((

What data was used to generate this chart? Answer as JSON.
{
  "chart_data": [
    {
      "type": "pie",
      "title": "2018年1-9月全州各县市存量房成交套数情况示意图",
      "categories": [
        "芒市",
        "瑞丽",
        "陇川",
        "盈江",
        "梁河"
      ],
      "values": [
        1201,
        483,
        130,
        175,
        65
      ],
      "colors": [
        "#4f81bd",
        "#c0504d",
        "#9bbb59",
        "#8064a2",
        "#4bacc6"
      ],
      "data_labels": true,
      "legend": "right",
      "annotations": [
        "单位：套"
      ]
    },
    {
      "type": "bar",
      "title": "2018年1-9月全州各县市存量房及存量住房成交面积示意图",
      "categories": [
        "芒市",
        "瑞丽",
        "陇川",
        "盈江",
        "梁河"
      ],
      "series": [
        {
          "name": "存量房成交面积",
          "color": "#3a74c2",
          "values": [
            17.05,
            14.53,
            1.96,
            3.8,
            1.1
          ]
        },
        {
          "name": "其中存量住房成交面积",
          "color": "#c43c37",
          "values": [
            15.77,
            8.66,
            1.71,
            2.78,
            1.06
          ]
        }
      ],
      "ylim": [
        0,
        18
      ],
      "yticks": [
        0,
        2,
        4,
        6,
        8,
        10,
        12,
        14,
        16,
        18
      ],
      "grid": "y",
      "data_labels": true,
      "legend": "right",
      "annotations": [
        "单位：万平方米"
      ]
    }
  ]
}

))

(Task instructions):
Each record must be returned exactly as it is written.

(Exercise result):
What data was used to generate this chart? Answer as JSON.
{
  "chart_data": [
    {
      "type": "pie",
      "title": "2018年1-9月全州各县市存量房成交套数情况示意图",
      "categories": [
        "芒市",
        "瑞丽",
        "陇川",
        "盈江",
        "梁河"
      ],
      "values": [
        1201,
        483,
        130,
        175,
        65
      ],
      "colors": [
        "#4f81bd",
        "#c0504d",
        "#9bbb59",
        "#8064a2",
        "#4bacc6"
      ],
      "data_labels": true,
      "legend": "right",
      "annotations": [
        "单位：套"
      ]
    },
    {
      "type": "bar",
      "title": "2018年1-9月全州各县市存量房及存量住房成交面积示意图",
      "categories": [
        "芒市",
        "瑞丽",
        "陇川",
        "盈江",
        "梁河"
      ],
      "series": [
        {
          "name": "存量房成交面积",
          "color": "#3a74c2",
          "values": [
            17.05,
            14.53,
            1.96,
            3.8,
            1.1
          ]
        },
        {
          "name": "其中存量住房成交面积",
          "color": "#c43c37",
          "values": [
            15.77,
            8.66,
            1.71,
            2.78,
            1.06
          ]
        }
      ],
      "ylim": [
        0,
        18
      ],
      "yticks": [
        0,
        2,
        4,
        6,
        8,
        10,
        12,
        14,
        16,
        18
      ],
      "grid": "y",
      "data_labels": true,
      "legend": "right",
      "annotations": [
        "单位：万平方米"
      ]
    }
  ]
}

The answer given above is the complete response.